__WHAT THE EXERCISE ASKS__: Reproduce the records that follow in full, excluding any picture they contain.

__DATASET CONTENT__:
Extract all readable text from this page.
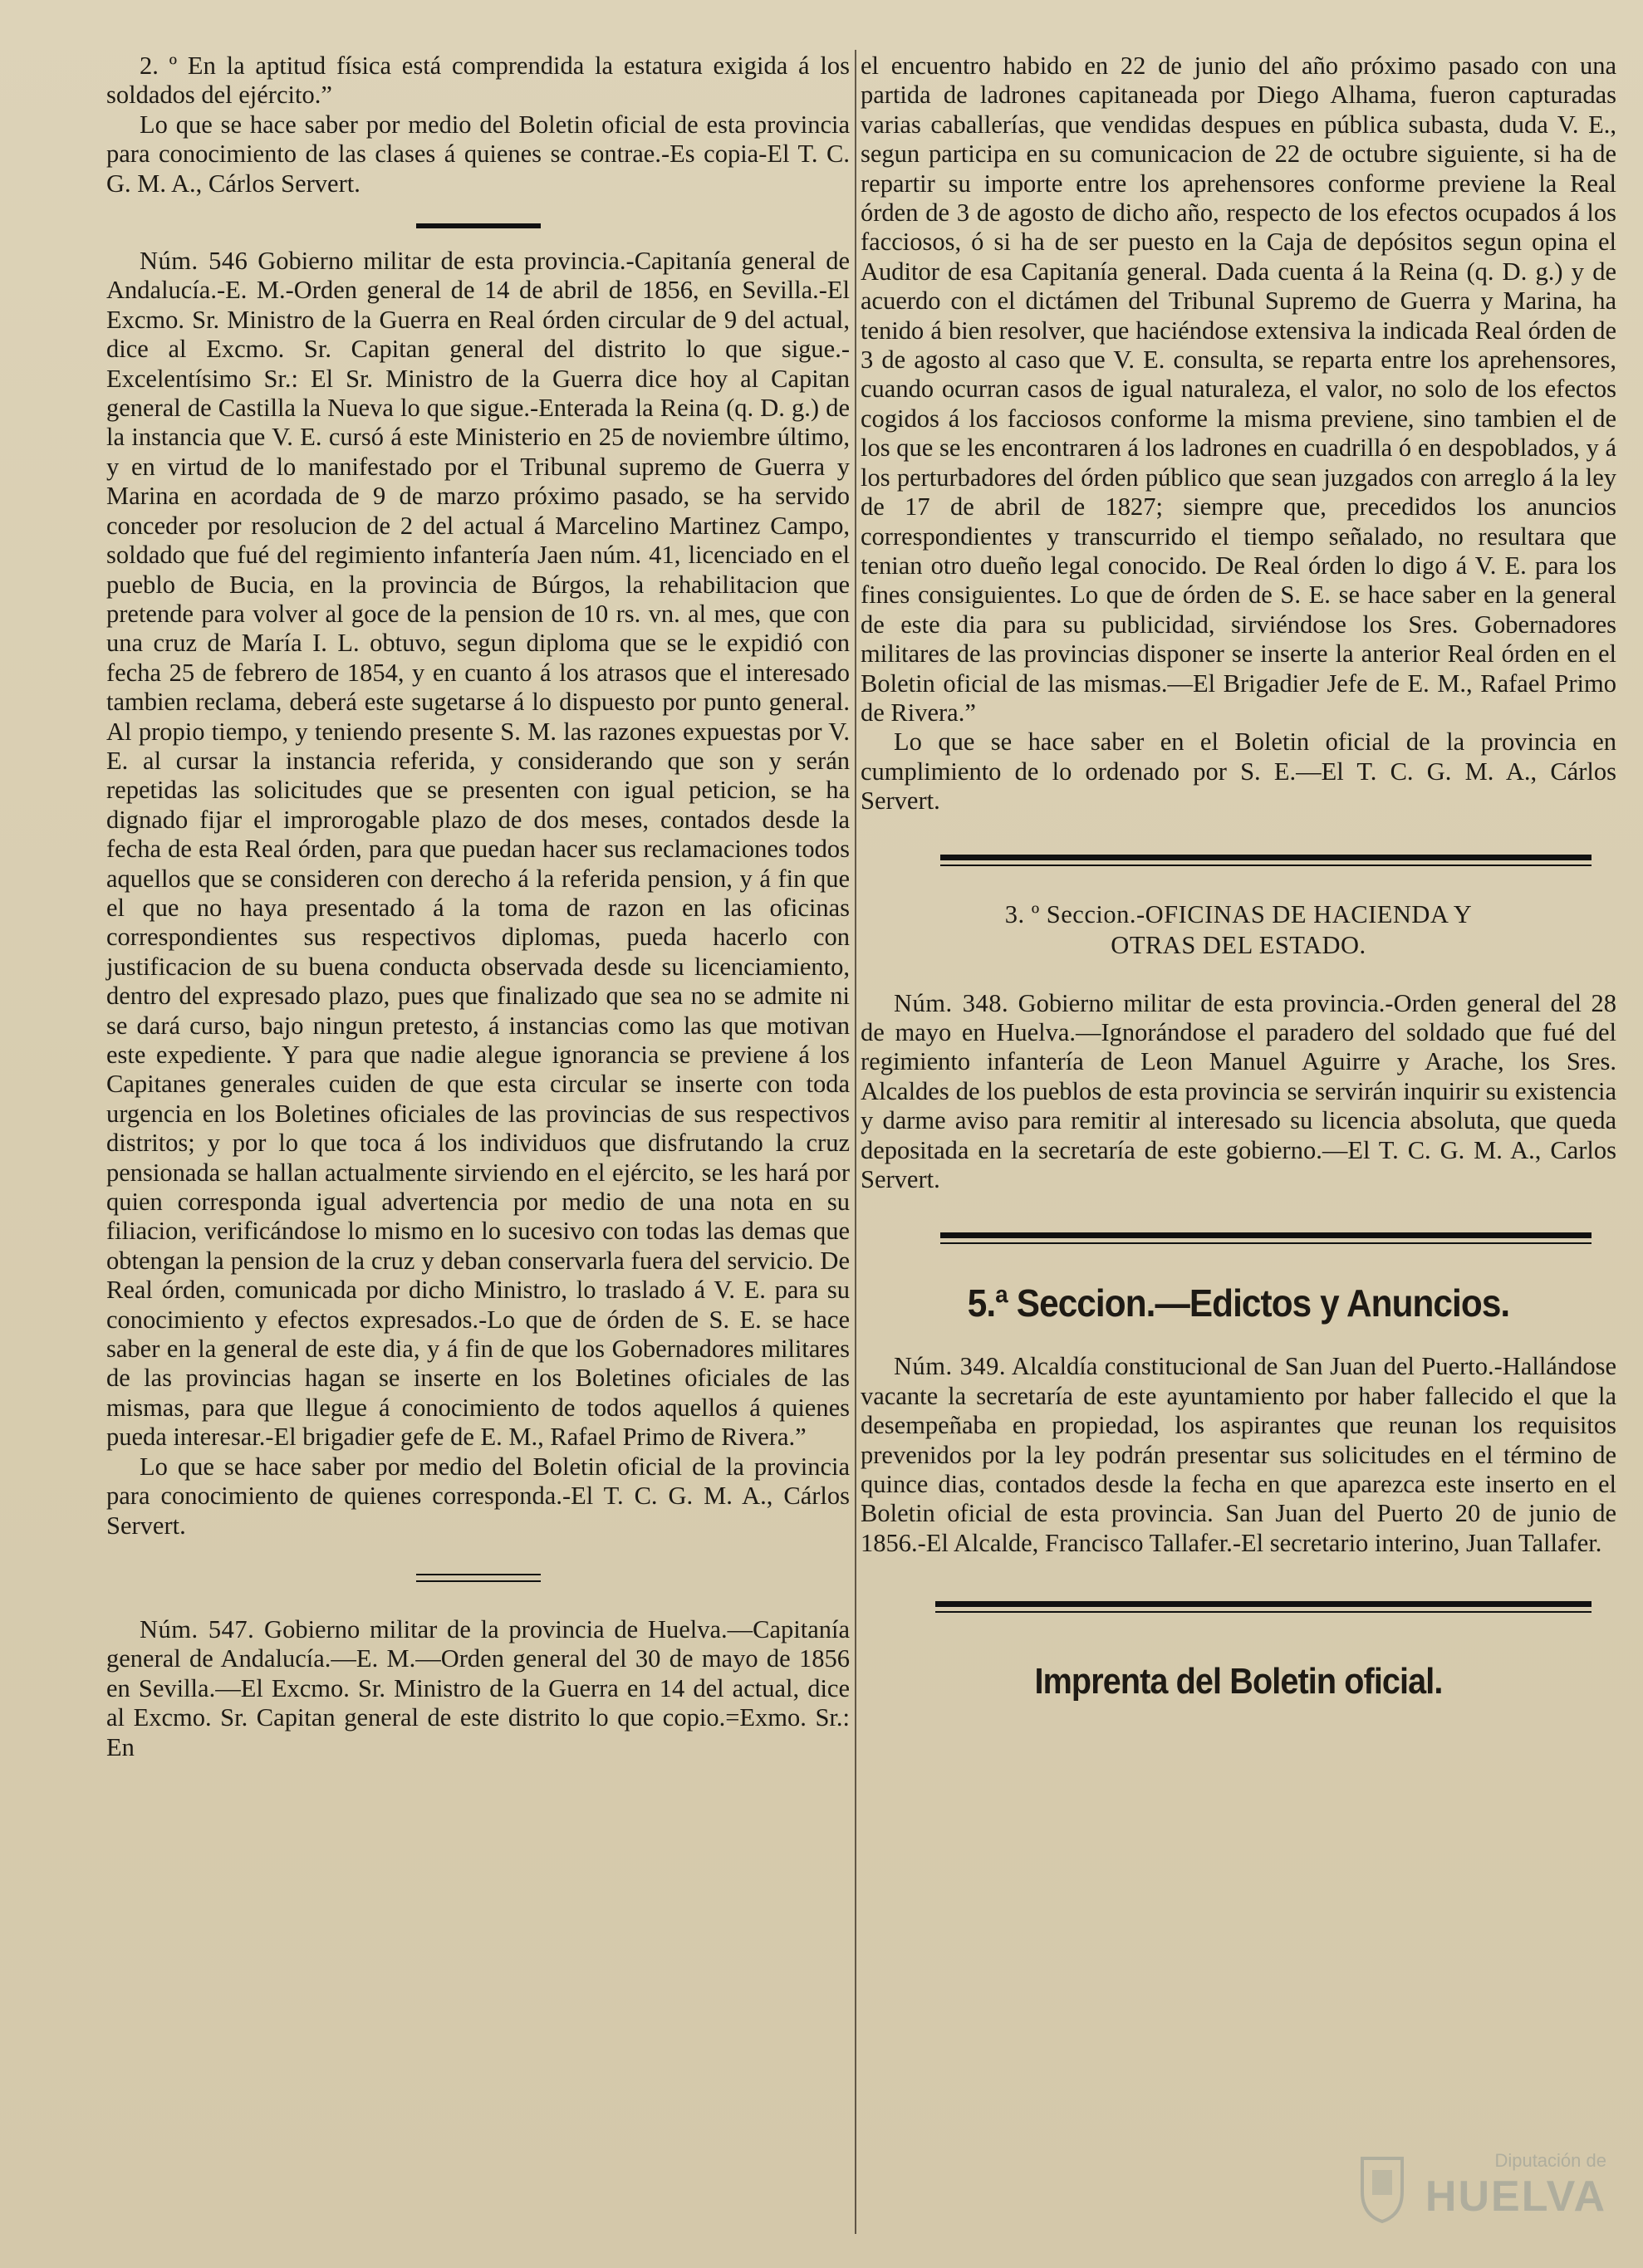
2. º En la aptitud física está comprendida la estatura exigida á los soldados del ejército.”

Lo que se hace saber por medio del Boletin oficial de esta provincia para conocimiento de las clases á quienes se contrae.-Es copia-El T. C. G. M. A., Cárlos Servert.

Núm. 546 Gobierno militar de esta provincia.-Capitanía general de Andalucía.-E. M.-Orden general de 14 de abril de 1856, en Sevilla.-El Excmo. Sr. Ministro de la Guerra en Real órden circular de 9 del actual, dice al Excmo. Sr. Capitan general del distrito lo que sigue.-Excelentísimo Sr.: El Sr. Ministro de la Guerra dice hoy al Capitan general de Castilla la Nueva lo que sigue.-Enterada la Reina (q. D. g.) de la instancia que V. E. cursó á este Ministerio en 25 de noviembre último, y en virtud de lo manifestado por el Tribunal supremo de Guerra y Marina en acordada de 9 de marzo próximo pasado, se ha servido conceder por resolucion de 2 del actual á Marcelino Martinez Campo, soldado que fué del regimiento infantería Jaen núm. 41, licenciado en el pueblo de Bucia, en la provincia de Búrgos, la rehabilitacion que pretende para volver al goce de la pension de 10 rs. vn. al mes, que con una cruz de María I. L. obtuvo, segun diploma que se le expidió con fecha 25 de febrero de 1854, y en cuanto á los atrasos que el interesado tambien reclama, deberá este sugetarse á lo dispuesto por punto general. Al propio tiempo, y teniendo presente S. M. las razones expuestas por V. E. al cursar la instancia referida, y considerando que son y serán repetidas las solicitudes que se presenten con igual peticion, se ha dignado fijar el improrogable plazo de dos meses, contados desde la fecha de esta Real órden, para que puedan hacer sus reclamaciones todos aquellos que se consideren con derecho á la referida pension, y á fin que el que no haya presentado á la toma de razon en las oficinas correspondientes sus respectivos diplomas, pueda hacerlo con justificacion de su buena conducta observada desde su licenciamiento, dentro del expresado plazo, pues que finalizado que sea no se admite ni se dará curso, bajo ningun pretesto, á instancias como las que motivan este expediente. Y para que nadie alegue ignorancia se previene á los Capitanes generales cuiden de que esta circular se inserte con toda urgencia en los Boletines oficiales de las provincias de sus respectivos distritos; y por lo que toca á los individuos que disfrutando la cruz pensionada se hallan actualmente sirviendo en el ejército, se les hará por quien corresponda igual advertencia por medio de una nota en su filiacion, verificándose lo mismo en lo sucesivo con todas las demas que obtengan la pension de la cruz y deban conservarla fuera del servicio. De Real órden, comunicada por dicho Ministro, lo traslado á V. E. para su conocimiento y efectos expresados.-Lo que de órden de S. E. se hace saber en la general de este dia, y á fin de que los Gobernadores militares de las provincias hagan se inserte en los Boletines oficiales de las mismas, para que llegue á conocimiento de todos aquellos á quienes pueda interesar.-El brigadier gefe de E. M., Rafael Primo de Rivera.”

Lo que se hace saber por medio del Boletin oficial de la provincia para conocimiento de quienes corresponda.-El T. C. G. M. A., Cárlos Servert.

Núm. 547. Gobierno militar de la provincia de Huelva.—Capitanía general de Andalucía.—E. M.—Orden general del 30 de mayo de 1856 en Sevilla.—El Excmo. Sr. Ministro de la Guerra en 14 del actual, dice al Excmo. Sr. Capitan general de este distrito lo que copio.=Exmo. Sr.: En

el encuentro habido en 22 de junio del año próximo pasado con una partida de ladrones capitaneada por Diego Alhama, fueron capturadas varias caballerías, que vendidas despues en pública subasta, duda V. E., segun participa en su comunicacion de 22 de octubre siguiente, si ha de repartir su importe entre los aprehensores conforme previene la Real órden de 3 de agosto de dicho año, respecto de los efectos ocupados á los facciosos, ó si ha de ser puesto en la Caja de depósitos segun opina el Auditor de esa Capitanía general. Dada cuenta á la Reina (q. D. g.) y de acuerdo con el dictámen del Tribunal Supremo de Guerra y Marina, ha tenido á bien resolver, que haciéndose extensiva la indicada Real órden de 3 de agosto al caso que V. E. consulta, se reparta entre los aprehensores, cuando ocurran casos de igual naturaleza, el valor, no solo de los efectos cogidos á los facciosos conforme la misma previene, sino tambien el de los que se les encontraren á los ladrones en cuadrilla ó en despoblados, y á los perturbadores del órden público que sean juzgados con arreglo á la ley de 17 de abril de 1827; siempre que, precedidos los anuncios correspondientes y transcurrido el tiempo señalado, no resultara que tenian otro dueño legal conocido. De Real órden lo digo á V. E. para los fines consiguientes. Lo que de órden de S. E. se hace saber en la general de este dia para su publicidad, sirviéndose los Sres. Gobernadores militares de las provincias disponer se inserte la anterior Real órden en el Boletin oficial de las mismas.—El Brigadier Jefe de E. M., Rafael Primo de Rivera.”

Lo que se hace saber en el Boletin oficial de la provincia en cumplimiento de lo ordenado por S. E.—El T. C. G. M. A., Cárlos Servert.

3. º Seccion.-OFICINAS DE HACIENDA Y
OTRAS DEL ESTADO.

Núm. 348. Gobierno militar de esta provincia.-Orden general del 28 de mayo en Huelva.—Ignorándose el paradero del soldado que fué del regimiento infantería de Leon Manuel Aguirre y Arache, los Sres. Alcaldes de los pueblos de esta provincia se servirán inquirir su existencia y darme aviso para remitir al interesado su licencia absoluta, que queda depositada en la secretaría de este gobierno.—El T. C. G. M. A., Carlos Servert.

5.ª Seccion.—Edictos y Anuncios.

Núm. 349. Alcaldía constitucional de San Juan del Puerto.-Hallándose vacante la secretaría de este ayuntamiento por haber fallecido el que la desempeñaba en propiedad, los aspirantes que reunan los requisitos prevenidos por la ley podrán presentar sus solicitudes en el término de quince dias, contados desde la fecha en que aparezca este inserto en el Boletin oficial de esta provincia. San Juan del Puerto 20 de junio de 1856.-El Alcalde, Francisco Tallafer.-El secretario interino, Juan Tallafer.

Imprenta del Boletin oficial.
Diputación de
HUELVA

__EXERCISE RESPONSE__:
Extract all readable text from this page.
2. º En la aptitud física está comprendida la estatura exigida á los soldados del ejército.”

Lo que se hace saber por medio del Boletin oficial de esta provincia para conocimiento de las clases á quienes se contrae.-Es copia-El T. C. G. M. A., Cárlos Servert.

Núm. 546 Gobierno militar de esta provincia.-Capitanía general de Andalucía.-E. M.-Orden general de 14 de abril de 1856, en Sevilla.-El Excmo. Sr. Ministro de la Guerra en Real órden circular de 9 del actual, dice al Excmo. Sr. Capitan general del distrito lo que sigue.-Excelentísimo Sr.: El Sr. Ministro de la Guerra dice hoy al Capitan general de Castilla la Nueva lo que sigue.-Enterada la Reina (q. D. g.) de la instancia que V. E. cursó á este Ministerio en 25 de noviembre último, y en virtud de lo manifestado por el Tribunal supremo de Guerra y Marina en acordada de 9 de marzo próximo pasado, se ha servido conceder por resolucion de 2 del actual á Marcelino Martinez Campo, soldado que fué del regimiento infantería Jaen núm. 41, licenciado en el pueblo de Bucia, en la provincia de Búrgos, la rehabilitacion que pretende para volver al goce de la pension de 10 rs. vn. al mes, que con una cruz de María I. L. obtuvo, segun diploma que se le expidió con fecha 25 de febrero de 1854, y en cuanto á los atrasos que el interesado tambien reclama, deberá este sugetarse á lo dispuesto por punto general. Al propio tiempo, y teniendo presente S. M. las razones expuestas por V. E. al cursar la instancia referida, y considerando que son y serán repetidas las solicitudes que se presenten con igual peticion, se ha dignado fijar el improrogable plazo de dos meses, contados desde la fecha de esta Real órden, para que puedan hacer sus reclamaciones todos aquellos que se consideren con derecho á la referida pension, y á fin que el que no haya presentado á la toma de razon en las oficinas correspondientes sus respectivos diplomas, pueda hacerlo con justificacion de su buena conducta observada desde su licenciamiento, dentro del expresado plazo, pues que finalizado que sea no se admite ni se dará curso, bajo ningun pretesto, á instancias como las que motivan este expediente. Y para que nadie alegue ignorancia se previene á los Capitanes generales cuiden de que esta circular se inserte con toda urgencia en los Boletines oficiales de las provincias de sus respectivos distritos; y por lo que toca á los individuos que disfrutando la cruz pensionada se hallan actualmente sirviendo en el ejército, se les hará por quien corresponda igual advertencia por medio de una nota en su filiacion, verificándose lo mismo en lo sucesivo con todas las demas que obtengan la pension de la cruz y deban conservarla fuera del servicio. De Real órden, comunicada por dicho Ministro, lo traslado á V. E. para su conocimiento y efectos expresados.-Lo que de órden de S. E. se hace saber en la general de este dia, y á fin de que los Gobernadores militares de las provincias hagan se inserte en los Boletines oficiales de las mismas, para que llegue á conocimiento de todos aquellos á quienes pueda interesar.-El brigadier gefe de E. M., Rafael Primo de Rivera.”

Lo que se hace saber por medio del Boletin oficial de la provincia para conocimiento de quienes corresponda.-El T. C. G. M. A., Cárlos Servert.

Núm. 547. Gobierno militar de la provincia de Huelva.—Capitanía general de Andalucía.—E. M.—Orden general del 30 de mayo de 1856 en Sevilla.—El Excmo. Sr. Ministro de la Guerra en 14 del actual, dice al Excmo. Sr. Capitan general de este distrito lo que copio.=Exmo. Sr.: En

el encuentro habido en 22 de junio del año próximo pasado con una partida de ladrones capitaneada por Diego Alhama, fueron capturadas varias caballerías, que vendidas despues en pública subasta, duda V. E., segun participa en su comunicacion de 22 de octubre siguiente, si ha de repartir su importe entre los aprehensores conforme previene la Real órden de 3 de agosto de dicho año, respecto de los efectos ocupados á los facciosos, ó si ha de ser puesto en la Caja de depósitos segun opina el Auditor de esa Capitanía general. Dada cuenta á la Reina (q. D. g.) y de acuerdo con el dictámen del Tribunal Supremo de Guerra y Marina, ha tenido á bien resolver, que haciéndose extensiva la indicada Real órden de 3 de agosto al caso que V. E. consulta, se reparta entre los aprehensores, cuando ocurran casos de igual naturaleza, el valor, no solo de los efectos cogidos á los facciosos conforme la misma previene, sino tambien el de los que se les encontraren á los ladrones en cuadrilla ó en despoblados, y á los perturbadores del órden público que sean juzgados con arreglo á la ley de 17 de abril de 1827; siempre que, precedidos los anuncios correspondientes y transcurrido el tiempo señalado, no resultara que tenian otro dueño legal conocido. De Real órden lo digo á V. E. para los fines consiguientes. Lo que de órden de S. E. se hace saber en la general de este dia para su publicidad, sirviéndose los Sres. Gobernadores militares de las provincias disponer se inserte la anterior Real órden en el Boletin oficial de las mismas.—El Brigadier Jefe de E. M., Rafael Primo de Rivera.”

Lo que se hace saber en el Boletin oficial de la provincia en cumplimiento de lo ordenado por S. E.—El T. C. G. M. A., Cárlos Servert.

3. º Seccion.-OFICINAS DE HACIENDA Y
OTRAS DEL ESTADO.

Núm. 348. Gobierno militar de esta provincia.-Orden general del 28 de mayo en Huelva.—Ignorándose el paradero del soldado que fué del regimiento infantería de Leon Manuel Aguirre y Arache, los Sres. Alcaldes de los pueblos de esta provincia se servirán inquirir su existencia y darme aviso para remitir al interesado su licencia absoluta, que queda depositada en la secretaría de este gobierno.—El T. C. G. M. A., Carlos Servert.

5.ª Seccion.—Edictos y Anuncios.

Núm. 349. Alcaldía constitucional de San Juan del Puerto.-Hallándose vacante la secretaría de este ayuntamiento por haber fallecido el que la desempeñaba en propiedad, los aspirantes que reunan los requisitos prevenidos por la ley podrán presentar sus solicitudes en el término de quince dias, contados desde la fecha en que aparezca este inserto en el Boletin oficial de esta provincia. San Juan del Puerto 20 de junio de 1856.-El Alcalde, Francisco Tallafer.-El secretario interino, Juan Tallafer.

Imprenta del Boletin oficial.
Diputación de
HUELVA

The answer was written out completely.